* START Listed entries *

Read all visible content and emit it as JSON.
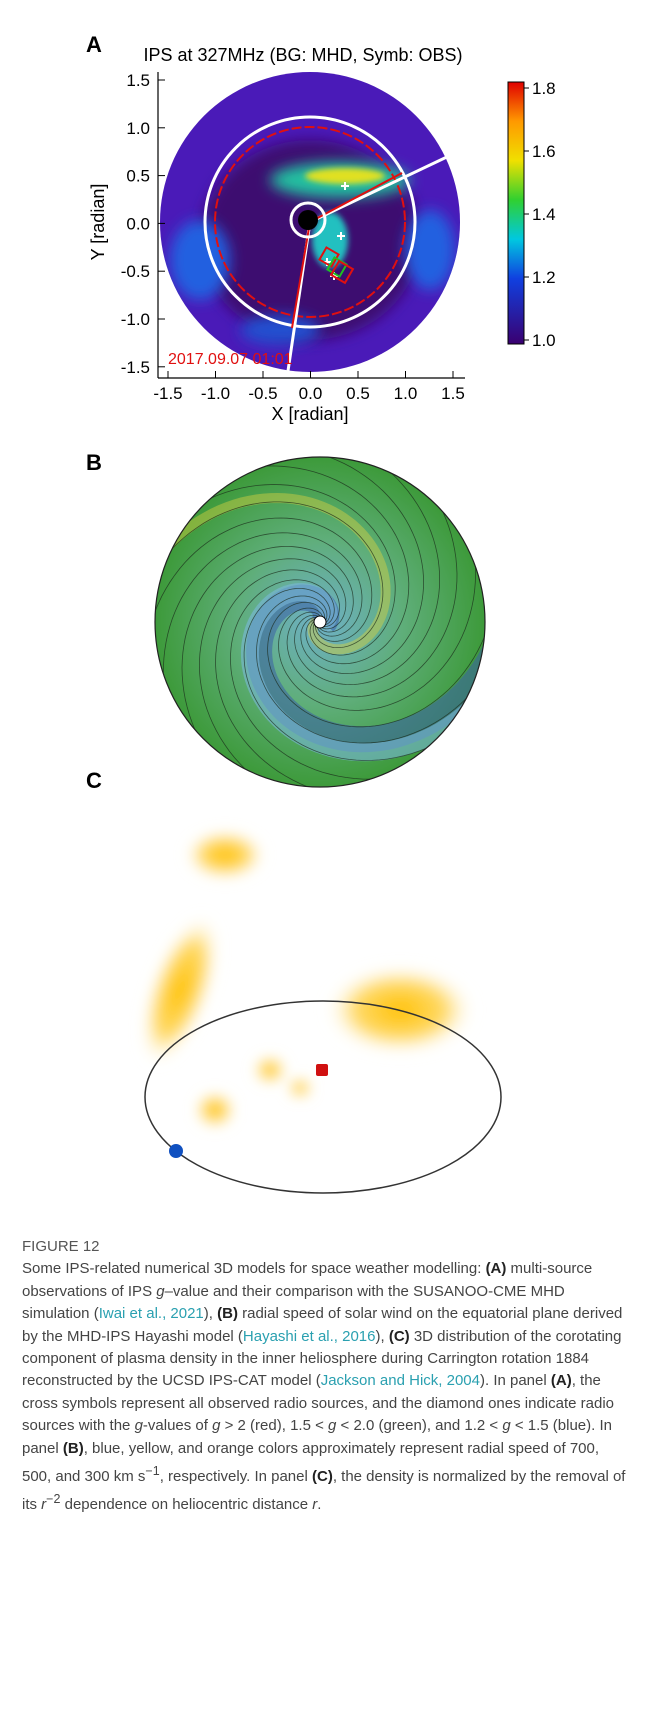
{
  "panel_a": {
    "label": "A",
    "title": "IPS at 327MHz (BG: MHD, Symb: OBS)",
    "x_label": "X [radian]",
    "y_label": "Y [radian]",
    "xtick_labels": [
      "-1.5",
      "-1.0",
      "-0.5",
      "0.0",
      "0.5",
      "1.0",
      "1.5"
    ],
    "ytick_labels": [
      "1.5",
      "1.0",
      "0.5",
      "0.0",
      "-0.5",
      "-1.0",
      "-1.5"
    ],
    "colorbar_labels": [
      "1.8",
      "1.6",
      "1.4",
      "1.2",
      "1.0"
    ],
    "timestamp": "2017.09.07 01:01"
  },
  "panel_b": {
    "label": "B"
  },
  "panel_c": {
    "label": "C"
  },
  "caption": {
    "heading": "FIGURE 12",
    "parts": [
      "Some IPS-related numerical 3D models for space weather modelling: ",
      "(A)",
      " multi-source observations of IPS ",
      "g",
      "–value and their comparison with the SUSANOO-CME MHD simulation (",
      "Iwai et al., 2021",
      "), ",
      "(B)",
      " radial speed of solar wind on the equatorial plane derived by the MHD-IPS Hayashi model (",
      "Hayashi et al., 2016",
      "), ",
      "(C)",
      " 3D distribution of the corotating component of plasma density in the inner heliosphere during Carrington rotation 1884 reconstructed by the UCSD IPS-CAT model (",
      "Jackson and Hick, 2004",
      "). In panel ",
      "(A)",
      ", the cross symbols represent all observed radio sources, and the diamond ones indicate radio sources with the ",
      "g",
      "-values of ",
      "g",
      " > 2 (red), 1.5 < ",
      "g",
      " < 2.0 (green), and 1.2 < ",
      "g",
      " < 1.5 (blue). In panel ",
      "(B)",
      ", blue, yellow, and orange colors approximately represent radial speed of 700, 500, and 300 km s",
      "−1",
      ", respectively. In panel ",
      "(C)",
      ", the density is normalized by the removal of its ",
      "r",
      "−2",
      " dependence on heliocentric distance ",
      "r",
      "."
    ]
  }
}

* END Listed entries *

Check each line of the entries above, and show every one holding the word "density".

      " 3D distribution of the corotating component of plasma density in the inner heliosphere during Carrington rotation 1884 reconstructed by the UCSD IPS-CAT model (",
      ", the density is normalized by the removal of its ",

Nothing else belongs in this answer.